Your task:
The listing below is to be output in its exact form.

Stored records:
::::
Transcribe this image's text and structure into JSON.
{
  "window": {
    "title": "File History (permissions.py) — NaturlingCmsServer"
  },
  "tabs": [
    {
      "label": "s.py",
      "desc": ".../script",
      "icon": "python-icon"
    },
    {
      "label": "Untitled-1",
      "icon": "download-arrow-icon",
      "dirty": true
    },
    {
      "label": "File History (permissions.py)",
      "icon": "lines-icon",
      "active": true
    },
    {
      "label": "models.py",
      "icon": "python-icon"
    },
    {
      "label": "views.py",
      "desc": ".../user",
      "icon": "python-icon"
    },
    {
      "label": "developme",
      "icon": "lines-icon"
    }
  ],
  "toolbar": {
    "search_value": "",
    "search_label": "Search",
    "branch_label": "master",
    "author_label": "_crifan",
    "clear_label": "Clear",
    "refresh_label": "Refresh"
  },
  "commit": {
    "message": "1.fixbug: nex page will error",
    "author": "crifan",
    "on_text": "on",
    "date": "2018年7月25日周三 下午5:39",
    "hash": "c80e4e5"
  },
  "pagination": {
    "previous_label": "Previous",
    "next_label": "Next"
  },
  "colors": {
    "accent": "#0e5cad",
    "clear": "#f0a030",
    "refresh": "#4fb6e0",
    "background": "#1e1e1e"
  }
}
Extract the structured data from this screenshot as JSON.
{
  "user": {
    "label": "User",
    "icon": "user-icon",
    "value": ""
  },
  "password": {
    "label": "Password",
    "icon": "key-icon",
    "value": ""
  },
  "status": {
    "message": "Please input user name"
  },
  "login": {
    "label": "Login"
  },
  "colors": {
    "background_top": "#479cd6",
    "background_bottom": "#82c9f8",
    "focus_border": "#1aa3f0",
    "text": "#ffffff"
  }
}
::::
Exercise solution:
Transcribe this image's text and structure into JSON.
{
  "window": {
    "title": "File History (permissions.py) — NaturlingCmsServer"
  },
  "tabs": [
    {
      "label": "s.py",
      "desc": ".../script",
      "icon": "python-icon"
    },
    {
      "label": "Untitled-1",
      "icon": "download-arrow-icon",
      "dirty": true
    },
    {
      "label": "File History (permissions.py)",
      "icon": "lines-icon",
      "active": true
    },
    {
      "label": "models.py",
      "icon": "python-icon"
    },
    {
      "label": "views.py",
      "desc": ".../user",
      "icon": "python-icon"
    },
    {
      "label": "developme",
      "icon": "lines-icon"
    }
  ],
  "toolbar": {
    "search_value": "",
    "search_label": "Search",
    "branch_label": "master",
    "author_label": "_crifan",
    "clear_label": "Clear",
    "refresh_label": "Refresh"
  },
  "commit": {
    "message": "1.fixbug: nex page will error",
    "author": "crifan",
    "on_text": "on",
    "date": "2018年7月25日周三 下午5:39",
    "hash": "c80e4e5"
  },
  "pagination": {
    "previous_label": "Previous",
    "next_label": "Next"
  },
  "colors": {
    "accent": "#0e5cad",
    "clear": "#f0a030",
    "refresh": "#4fb6e0",
    "background": "#1e1e1e"
  }
}
Extract the structured data from this screenshot as JSON.
{
  "user": {
    "label": "User",
    "icon": "user-icon",
    "value": ""
  },
  "password": {
    "label": "Password",
    "icon": "key-icon",
    "value": ""
  },
  "status": {
    "message": "Please input user name"
  },
  "login": {
    "label": "Login"
  },
  "colors": {
    "background_top": "#479cd6",
    "background_bottom": "#82c9f8",
    "focus_border": "#1aa3f0",
    "text": "#ffffff"
  }
}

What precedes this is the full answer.